**What you are asked to do:**
Count how many lines contain the word "ngasih". Please give only the number.

++++++

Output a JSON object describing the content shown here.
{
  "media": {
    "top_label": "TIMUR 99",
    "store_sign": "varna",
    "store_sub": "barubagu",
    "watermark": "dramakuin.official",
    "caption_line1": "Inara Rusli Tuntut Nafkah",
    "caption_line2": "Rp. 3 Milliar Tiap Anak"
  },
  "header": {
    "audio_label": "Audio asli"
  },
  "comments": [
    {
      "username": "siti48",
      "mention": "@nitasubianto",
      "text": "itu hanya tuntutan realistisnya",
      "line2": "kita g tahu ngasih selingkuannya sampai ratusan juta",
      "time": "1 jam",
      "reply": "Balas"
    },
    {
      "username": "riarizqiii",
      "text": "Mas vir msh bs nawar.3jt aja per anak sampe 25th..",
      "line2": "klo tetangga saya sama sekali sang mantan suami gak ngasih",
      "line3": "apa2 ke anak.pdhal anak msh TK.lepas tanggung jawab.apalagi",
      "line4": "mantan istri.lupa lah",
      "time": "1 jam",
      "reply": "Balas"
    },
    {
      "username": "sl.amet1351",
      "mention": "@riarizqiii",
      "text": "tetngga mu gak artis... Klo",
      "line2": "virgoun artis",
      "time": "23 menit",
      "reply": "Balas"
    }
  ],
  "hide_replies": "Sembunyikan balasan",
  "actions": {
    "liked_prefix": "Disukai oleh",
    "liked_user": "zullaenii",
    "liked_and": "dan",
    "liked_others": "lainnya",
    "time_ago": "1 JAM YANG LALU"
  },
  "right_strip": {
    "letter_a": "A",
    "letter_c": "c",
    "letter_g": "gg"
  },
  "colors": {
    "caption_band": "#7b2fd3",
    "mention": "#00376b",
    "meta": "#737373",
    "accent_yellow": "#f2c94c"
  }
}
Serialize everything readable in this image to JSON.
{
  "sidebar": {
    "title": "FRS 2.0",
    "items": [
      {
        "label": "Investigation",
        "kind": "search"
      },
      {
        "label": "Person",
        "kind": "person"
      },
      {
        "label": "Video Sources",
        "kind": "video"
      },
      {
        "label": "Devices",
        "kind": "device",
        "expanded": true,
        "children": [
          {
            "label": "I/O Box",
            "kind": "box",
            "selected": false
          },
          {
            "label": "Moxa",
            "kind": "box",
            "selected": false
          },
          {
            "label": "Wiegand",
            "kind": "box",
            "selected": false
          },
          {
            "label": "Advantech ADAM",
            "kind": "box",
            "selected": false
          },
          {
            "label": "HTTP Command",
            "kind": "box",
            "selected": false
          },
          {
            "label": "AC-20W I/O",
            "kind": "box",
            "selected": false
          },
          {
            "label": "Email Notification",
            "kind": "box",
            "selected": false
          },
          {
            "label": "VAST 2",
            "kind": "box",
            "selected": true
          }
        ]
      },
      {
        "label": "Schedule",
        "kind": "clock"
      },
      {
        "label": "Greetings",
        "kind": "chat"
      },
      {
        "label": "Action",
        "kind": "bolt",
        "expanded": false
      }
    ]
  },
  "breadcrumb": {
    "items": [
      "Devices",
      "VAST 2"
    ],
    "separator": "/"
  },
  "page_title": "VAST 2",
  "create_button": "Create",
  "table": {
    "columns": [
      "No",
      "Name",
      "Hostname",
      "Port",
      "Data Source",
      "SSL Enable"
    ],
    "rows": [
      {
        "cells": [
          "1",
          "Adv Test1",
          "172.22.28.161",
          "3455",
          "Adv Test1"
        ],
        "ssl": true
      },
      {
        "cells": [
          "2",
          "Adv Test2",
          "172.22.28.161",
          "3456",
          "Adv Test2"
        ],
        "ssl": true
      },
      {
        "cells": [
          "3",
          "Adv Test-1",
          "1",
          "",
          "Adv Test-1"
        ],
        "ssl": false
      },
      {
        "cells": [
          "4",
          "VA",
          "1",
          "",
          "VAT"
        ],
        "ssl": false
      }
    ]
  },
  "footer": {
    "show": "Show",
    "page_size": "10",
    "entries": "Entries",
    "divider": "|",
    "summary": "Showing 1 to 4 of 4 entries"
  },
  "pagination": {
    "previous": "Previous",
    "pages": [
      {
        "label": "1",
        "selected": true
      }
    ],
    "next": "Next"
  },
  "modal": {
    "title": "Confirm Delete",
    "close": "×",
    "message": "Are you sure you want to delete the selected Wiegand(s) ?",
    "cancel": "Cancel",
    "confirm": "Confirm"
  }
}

++++++

**Result for this task:**
2